Directions:
Go through the records below line by line, counting those that contain the word "Students"; answer with the count only.
══ Provided entries
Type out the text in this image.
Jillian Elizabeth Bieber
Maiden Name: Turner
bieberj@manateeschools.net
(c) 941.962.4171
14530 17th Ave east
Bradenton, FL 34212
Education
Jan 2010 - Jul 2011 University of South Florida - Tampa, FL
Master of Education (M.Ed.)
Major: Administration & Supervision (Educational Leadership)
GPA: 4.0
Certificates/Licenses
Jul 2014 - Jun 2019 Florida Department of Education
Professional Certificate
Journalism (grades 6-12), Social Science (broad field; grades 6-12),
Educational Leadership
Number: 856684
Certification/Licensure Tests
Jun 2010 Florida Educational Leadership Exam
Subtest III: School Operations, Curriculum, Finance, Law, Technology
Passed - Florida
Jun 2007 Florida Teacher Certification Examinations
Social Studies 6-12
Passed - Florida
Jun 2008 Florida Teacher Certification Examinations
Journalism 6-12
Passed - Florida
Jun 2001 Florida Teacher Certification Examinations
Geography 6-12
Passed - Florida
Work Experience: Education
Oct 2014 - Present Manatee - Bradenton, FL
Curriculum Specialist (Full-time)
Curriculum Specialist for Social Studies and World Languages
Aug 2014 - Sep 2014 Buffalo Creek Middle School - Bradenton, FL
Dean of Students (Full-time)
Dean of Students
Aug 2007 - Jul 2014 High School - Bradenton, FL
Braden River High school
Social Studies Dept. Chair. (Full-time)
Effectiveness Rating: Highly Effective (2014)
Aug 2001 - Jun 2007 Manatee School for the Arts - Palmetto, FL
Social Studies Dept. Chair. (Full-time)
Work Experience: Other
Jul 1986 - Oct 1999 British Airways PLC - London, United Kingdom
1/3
════
Answer to this exercise:
2